Work required: Show all lines holding the string "text".

Entries taken from a collection:

'''

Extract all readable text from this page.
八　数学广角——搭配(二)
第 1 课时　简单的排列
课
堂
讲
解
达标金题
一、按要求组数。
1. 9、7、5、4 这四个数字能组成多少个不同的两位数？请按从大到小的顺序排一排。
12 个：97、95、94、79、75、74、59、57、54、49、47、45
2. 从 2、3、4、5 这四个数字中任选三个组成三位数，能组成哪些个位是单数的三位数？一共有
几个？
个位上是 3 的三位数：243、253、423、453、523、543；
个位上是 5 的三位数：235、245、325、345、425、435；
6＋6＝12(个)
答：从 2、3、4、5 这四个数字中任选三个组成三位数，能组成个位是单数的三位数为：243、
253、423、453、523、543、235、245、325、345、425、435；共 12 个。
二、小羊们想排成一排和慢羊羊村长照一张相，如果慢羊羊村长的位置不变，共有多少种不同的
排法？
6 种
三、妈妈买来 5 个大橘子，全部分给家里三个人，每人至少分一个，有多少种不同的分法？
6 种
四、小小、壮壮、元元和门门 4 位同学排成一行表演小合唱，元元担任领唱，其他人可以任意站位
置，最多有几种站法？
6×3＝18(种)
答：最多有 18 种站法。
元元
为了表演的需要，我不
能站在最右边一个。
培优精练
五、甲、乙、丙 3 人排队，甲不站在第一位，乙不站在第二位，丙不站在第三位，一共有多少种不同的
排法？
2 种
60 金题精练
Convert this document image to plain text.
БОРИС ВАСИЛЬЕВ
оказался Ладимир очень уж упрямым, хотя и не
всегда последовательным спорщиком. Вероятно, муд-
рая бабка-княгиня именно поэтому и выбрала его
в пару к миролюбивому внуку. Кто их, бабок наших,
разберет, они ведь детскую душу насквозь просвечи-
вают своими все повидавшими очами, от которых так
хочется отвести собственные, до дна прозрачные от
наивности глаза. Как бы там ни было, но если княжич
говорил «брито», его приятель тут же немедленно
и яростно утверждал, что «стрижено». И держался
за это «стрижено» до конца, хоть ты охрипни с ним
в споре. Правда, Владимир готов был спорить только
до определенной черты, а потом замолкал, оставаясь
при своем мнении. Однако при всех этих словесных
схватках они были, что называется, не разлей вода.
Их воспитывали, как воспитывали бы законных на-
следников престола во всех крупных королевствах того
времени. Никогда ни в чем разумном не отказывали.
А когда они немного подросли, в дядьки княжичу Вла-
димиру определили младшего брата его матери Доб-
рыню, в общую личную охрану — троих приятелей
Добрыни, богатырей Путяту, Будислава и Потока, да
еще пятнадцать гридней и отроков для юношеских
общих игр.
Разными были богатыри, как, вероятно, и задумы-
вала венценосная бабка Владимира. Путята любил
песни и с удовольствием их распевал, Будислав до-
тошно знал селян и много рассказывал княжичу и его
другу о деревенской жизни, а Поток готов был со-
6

'''

Correct response:
Extract all readable text from this page.
Convert this document image to plain text.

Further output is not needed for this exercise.